Description of the task: Pictures do not belong in the copy; transcribe everything else in the records exactly.

Data supplied:
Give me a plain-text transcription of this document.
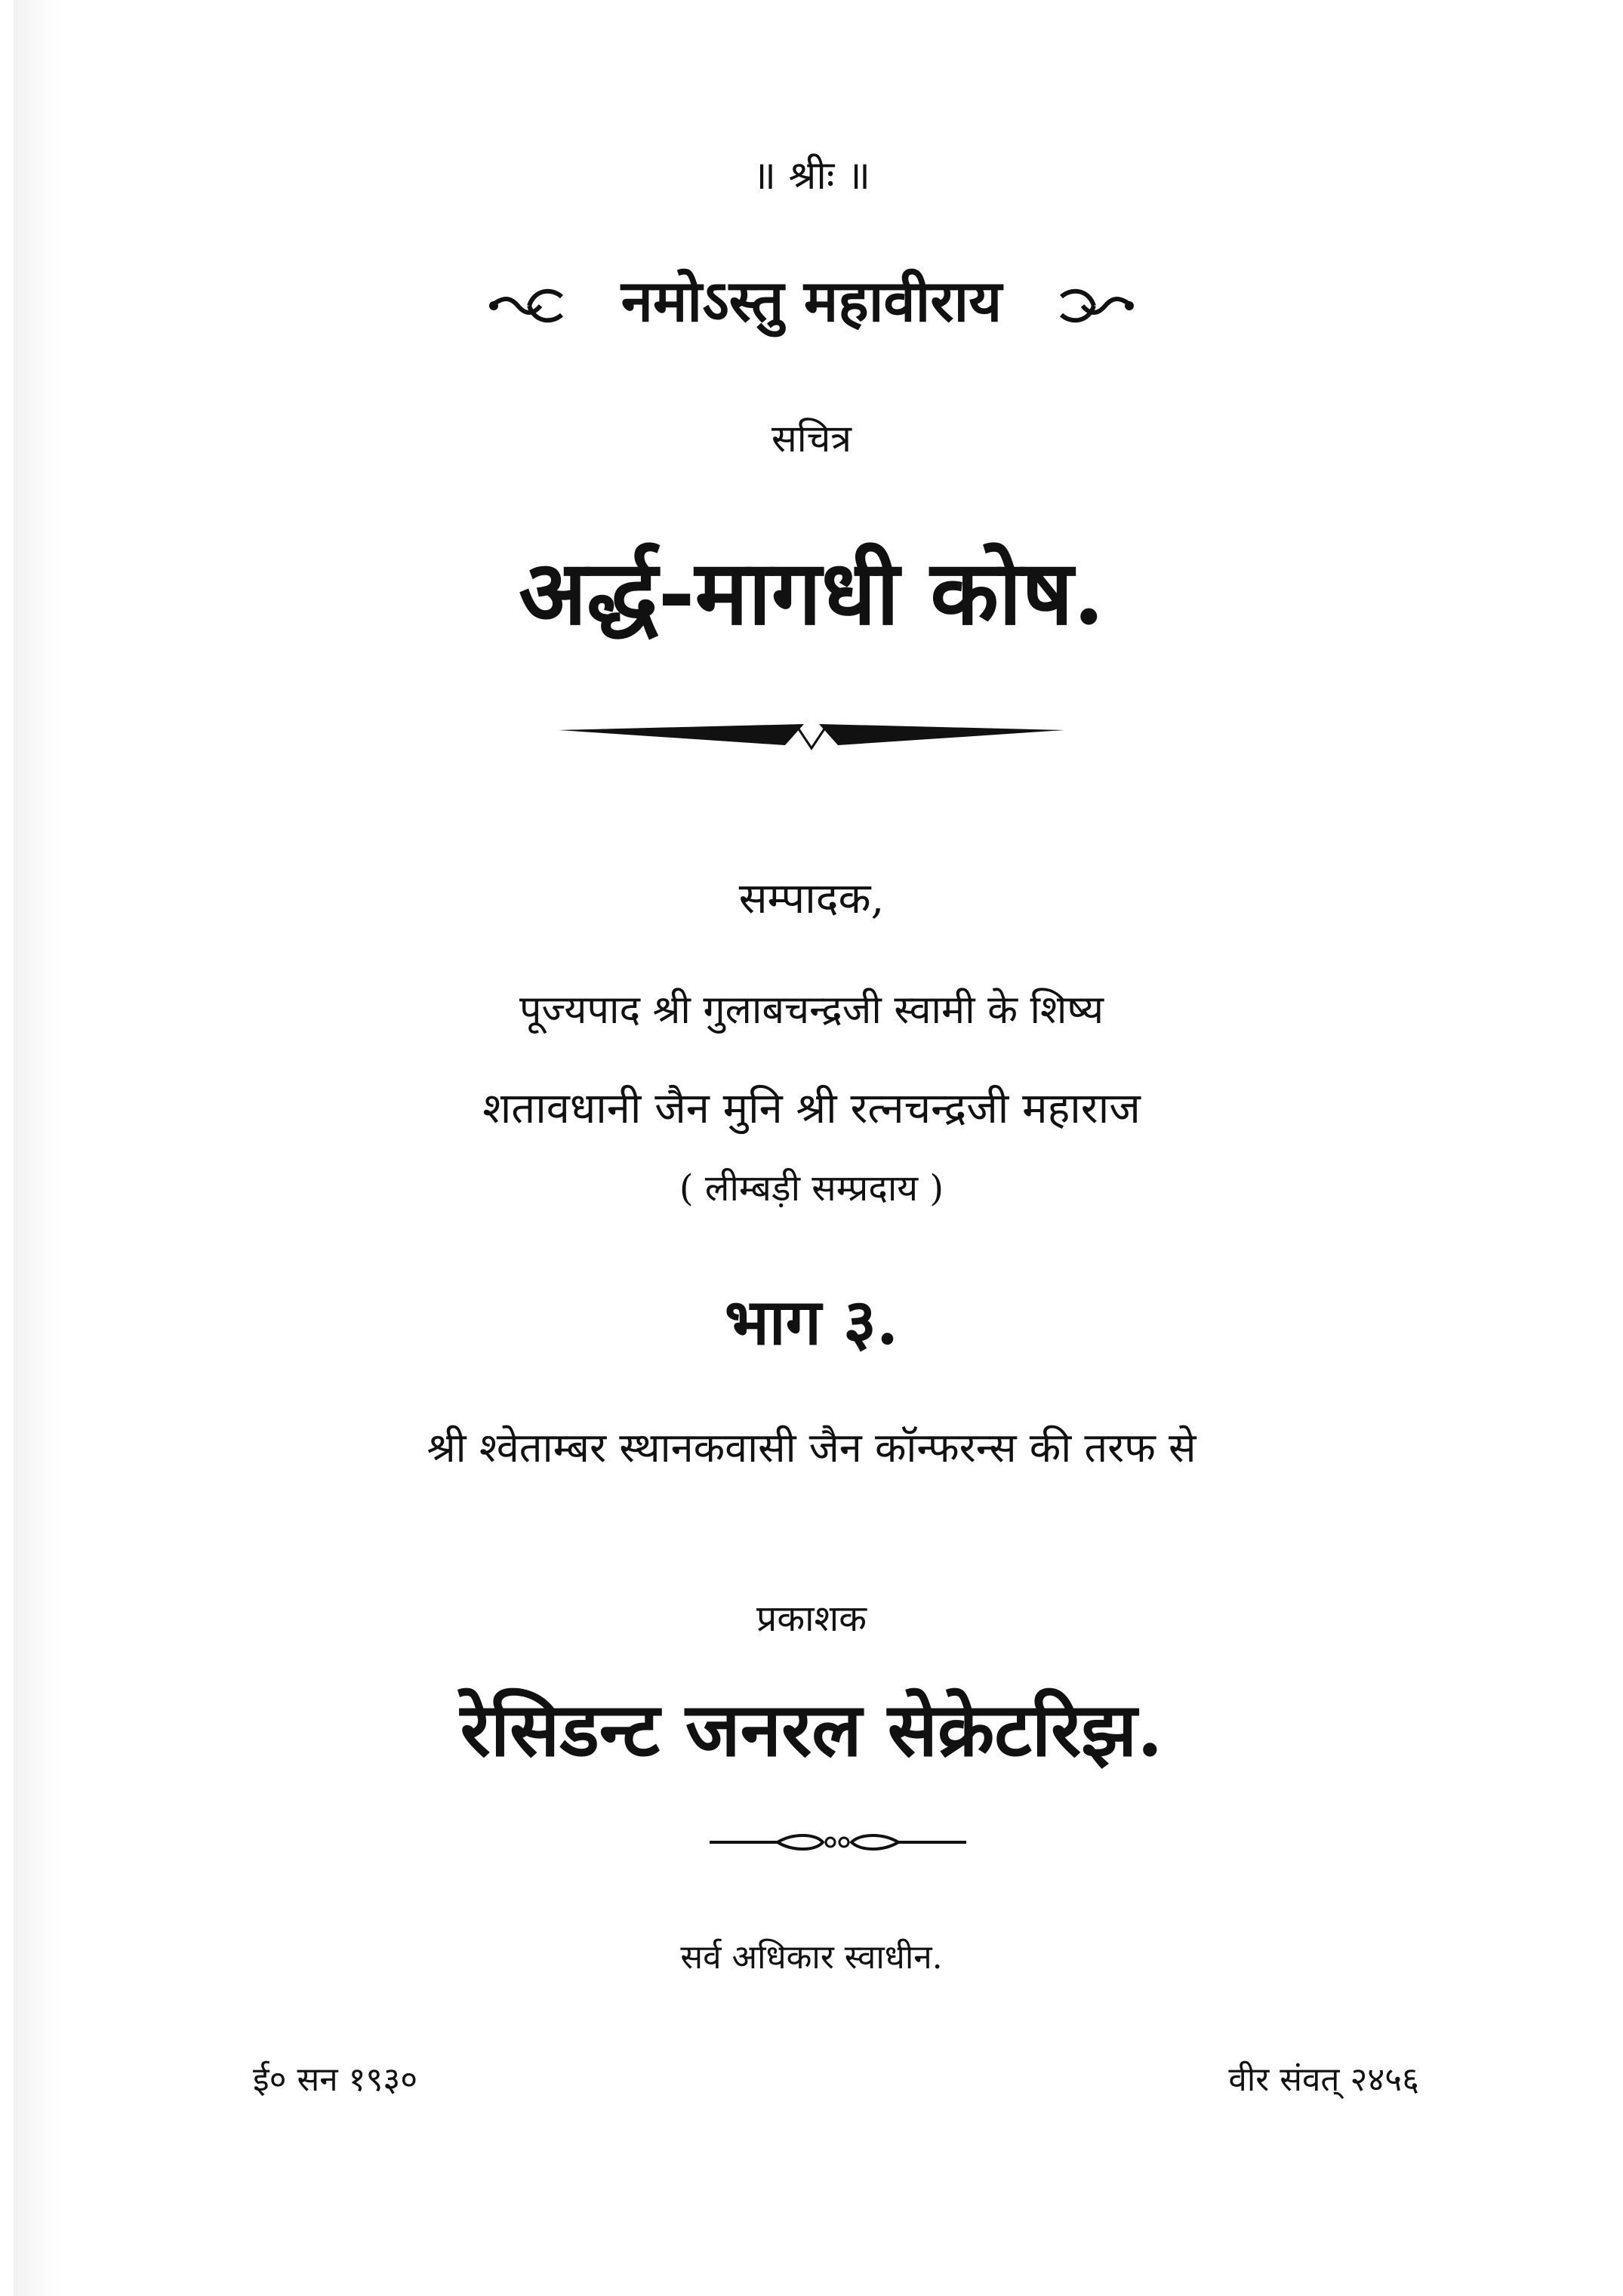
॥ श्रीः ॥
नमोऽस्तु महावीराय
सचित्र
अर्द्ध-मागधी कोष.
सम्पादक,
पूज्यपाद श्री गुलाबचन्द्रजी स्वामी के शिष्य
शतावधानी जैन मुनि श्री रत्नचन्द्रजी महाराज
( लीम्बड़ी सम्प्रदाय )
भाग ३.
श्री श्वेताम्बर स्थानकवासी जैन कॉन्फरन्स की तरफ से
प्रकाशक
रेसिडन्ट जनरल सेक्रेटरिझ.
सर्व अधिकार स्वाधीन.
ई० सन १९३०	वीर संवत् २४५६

Correct answer:
Give me a plain-text transcription of this document.
॥ श्रीः ॥
नमोऽस्तु महावीराय
सचित्र
अर्द्ध-मागधी कोष.
सम्पादक,
पूज्यपाद श्री गुलाबचन्द्रजी स्वामी के शिष्य
शतावधानी जैन मुनि श्री रत्नचन्द्रजी महाराज
( लीम्बड़ी सम्प्रदाय )
भाग ३.
श्री श्वेताम्बर स्थानकवासी जैन कॉन्फरन्स की तरफ से
प्रकाशक
रेसिडन्ट जनरल सेक्रेटरिझ.
सर्व अधिकार स्वाधीन.
ई० सन १९३०	वीर संवत् २४५६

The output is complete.